(PAGE EXCERPT Opens)
I have felt like I pretty much spend each day running around like a chicken with its head cut off since approximately January 31st of this year.
Tiny babies have a way of throwing your regularly scheduled life/routine/sanity out the window as fast as they make their debut into the world. And our newest tiny baby is no exception to that rule. Add in a handful of mild medical drama to the mix and this train nearly de-railed itself.
I am a schedule person. I LOVE a good routine. I love even more than that a good list. On paper. That I can physically cross things off on. We had a good little routine for ourselves over here prior to our littlest peanut joining us on the outside. I KNEW that was all going to change, but I really, honest to goodness, was not prepared with the MAGNITUDE of the change.
Things were not clean. Dishes not done. Lucky if the laundry was washed AND dried in the same day, forget about having it folded and put away. Extra lucky if everyone ate 3 meals a day that did not consist of pop-tarts and frozen waffles (with peanut butter!). But then I figured that all out – things started to even out despite the crying baby who didn’t sleep all day.
Then! I went back to work. Again, wrench – thrown across the room. The schedule we had, was gone. Life was back to chaos and almost 3 months later, it is only mildly better. The baby cries (a little bit) less, smiles (a lot) more and sleeps (mostly) better. The preschooler is well, a stubborn italian girl who makes us laugh, but is also super helpful when she wants to be. But they each have their schedules and NEED to be in bed by certain time to avoid horrific meltdowns – so we work around them and then comes the rest!
(PAGE EXCERPT Closes)
(RECORDS Opens)
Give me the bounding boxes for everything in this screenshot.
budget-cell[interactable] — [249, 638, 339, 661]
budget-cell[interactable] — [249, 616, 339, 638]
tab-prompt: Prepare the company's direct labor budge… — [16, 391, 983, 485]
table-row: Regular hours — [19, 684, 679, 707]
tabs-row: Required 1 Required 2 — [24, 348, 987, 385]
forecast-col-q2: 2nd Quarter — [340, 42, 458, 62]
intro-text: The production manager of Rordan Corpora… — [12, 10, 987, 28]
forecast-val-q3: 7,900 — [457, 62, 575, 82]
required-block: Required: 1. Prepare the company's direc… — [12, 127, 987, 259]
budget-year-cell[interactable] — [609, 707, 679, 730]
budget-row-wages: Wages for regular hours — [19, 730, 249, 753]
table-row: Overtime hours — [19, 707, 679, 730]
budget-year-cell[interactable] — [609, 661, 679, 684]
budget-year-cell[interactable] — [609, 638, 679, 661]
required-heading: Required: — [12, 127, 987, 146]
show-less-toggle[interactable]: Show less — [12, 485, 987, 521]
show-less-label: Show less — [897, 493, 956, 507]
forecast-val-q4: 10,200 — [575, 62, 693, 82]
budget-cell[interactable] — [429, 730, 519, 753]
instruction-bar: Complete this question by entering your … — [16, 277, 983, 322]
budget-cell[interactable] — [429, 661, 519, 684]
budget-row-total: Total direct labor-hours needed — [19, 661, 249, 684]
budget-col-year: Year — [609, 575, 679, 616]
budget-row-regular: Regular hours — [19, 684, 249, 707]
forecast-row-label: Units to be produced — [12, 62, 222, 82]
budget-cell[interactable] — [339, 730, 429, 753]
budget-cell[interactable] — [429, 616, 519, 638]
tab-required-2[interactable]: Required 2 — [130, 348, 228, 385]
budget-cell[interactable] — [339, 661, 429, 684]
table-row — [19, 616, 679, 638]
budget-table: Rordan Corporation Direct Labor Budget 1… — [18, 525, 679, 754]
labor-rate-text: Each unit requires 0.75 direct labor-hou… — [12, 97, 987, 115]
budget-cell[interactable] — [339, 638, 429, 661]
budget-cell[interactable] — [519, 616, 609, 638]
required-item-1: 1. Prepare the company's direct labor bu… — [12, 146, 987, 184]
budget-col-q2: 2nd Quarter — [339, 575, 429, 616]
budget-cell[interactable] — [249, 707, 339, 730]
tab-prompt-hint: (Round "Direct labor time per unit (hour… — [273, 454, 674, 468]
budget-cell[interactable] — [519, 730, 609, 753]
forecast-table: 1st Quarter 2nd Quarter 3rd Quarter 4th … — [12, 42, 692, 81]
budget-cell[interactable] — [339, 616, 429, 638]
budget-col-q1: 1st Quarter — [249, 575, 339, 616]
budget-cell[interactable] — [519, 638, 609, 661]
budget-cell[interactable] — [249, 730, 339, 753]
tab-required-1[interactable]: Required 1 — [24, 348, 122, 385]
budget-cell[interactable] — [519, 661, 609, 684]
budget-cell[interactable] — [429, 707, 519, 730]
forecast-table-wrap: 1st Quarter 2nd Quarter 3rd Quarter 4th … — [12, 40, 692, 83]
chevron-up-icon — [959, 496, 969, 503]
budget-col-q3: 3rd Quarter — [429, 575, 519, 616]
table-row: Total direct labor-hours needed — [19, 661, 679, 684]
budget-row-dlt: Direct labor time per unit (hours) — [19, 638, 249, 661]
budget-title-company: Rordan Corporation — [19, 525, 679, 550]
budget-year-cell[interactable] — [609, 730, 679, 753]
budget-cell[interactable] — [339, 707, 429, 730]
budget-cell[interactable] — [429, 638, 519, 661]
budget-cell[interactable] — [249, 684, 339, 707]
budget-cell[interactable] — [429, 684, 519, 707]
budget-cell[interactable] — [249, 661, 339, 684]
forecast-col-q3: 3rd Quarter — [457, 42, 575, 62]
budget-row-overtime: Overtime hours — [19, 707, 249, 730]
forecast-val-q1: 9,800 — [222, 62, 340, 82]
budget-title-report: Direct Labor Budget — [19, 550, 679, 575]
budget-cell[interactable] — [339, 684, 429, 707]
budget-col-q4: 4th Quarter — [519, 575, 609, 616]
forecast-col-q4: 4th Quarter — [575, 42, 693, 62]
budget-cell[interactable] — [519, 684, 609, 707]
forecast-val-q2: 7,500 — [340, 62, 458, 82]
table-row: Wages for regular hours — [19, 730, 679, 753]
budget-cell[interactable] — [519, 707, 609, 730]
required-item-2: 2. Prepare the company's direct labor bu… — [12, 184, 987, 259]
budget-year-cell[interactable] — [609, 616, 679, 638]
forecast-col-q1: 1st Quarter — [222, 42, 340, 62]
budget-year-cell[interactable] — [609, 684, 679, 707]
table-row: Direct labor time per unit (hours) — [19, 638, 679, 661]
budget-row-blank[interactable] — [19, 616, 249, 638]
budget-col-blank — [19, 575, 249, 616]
(RECORDS Closes)
Extend the blog post about life with a new baby and a return to work, starting right after its last sentence.

But the cause of the chaos is probably more mental than anything else – I have a really hard time managing my own expectations. I expect that I will be able to: sleep all night, clean a little before work in the morning, work all day, have dinner, clean up after dinner, clean up the girls after dinner, get the girls to bed, work out, clean whatever is dirty, clean myself, do laundry, take care of LIFE (bills/plans/blog/etc.) and still see my husband.
I also apparently expect that each day is no shorter than 28 hours because guess what – all of those things? They do not happen each day! They can’t. And I need to be better at just dealing with that.
My house? It is in desperate need of a deep-cleaning, but I need to accept that picking up the toys, sweeping the floor and if I instill help from my favorite 4 year old helper, dusting – is all that there is time for. The laundry? Is forever in progress and I just need to be able to remember which basket has clean clothes in it. The dishes? Are usually done (I can’t go to bed with dishes in the sink, I just can’t do it!) but some nights the WHOLE kitchen isn’t perfectly clean. I can’t work out every night – there just isn’t enough time, so 3x a week has to be enough for now.
There is so much more that goes along with this idea of managing my expectations – the idea that not everyone does everything just like I do. Mike might not load the dishwasher like I do, but he still does it and it needs to just be good enough. I need to be okay with giving up time to do household things to just hang out with the people who created the beautiful mess I live in – some days, I have to really focus on that and just let the rest go!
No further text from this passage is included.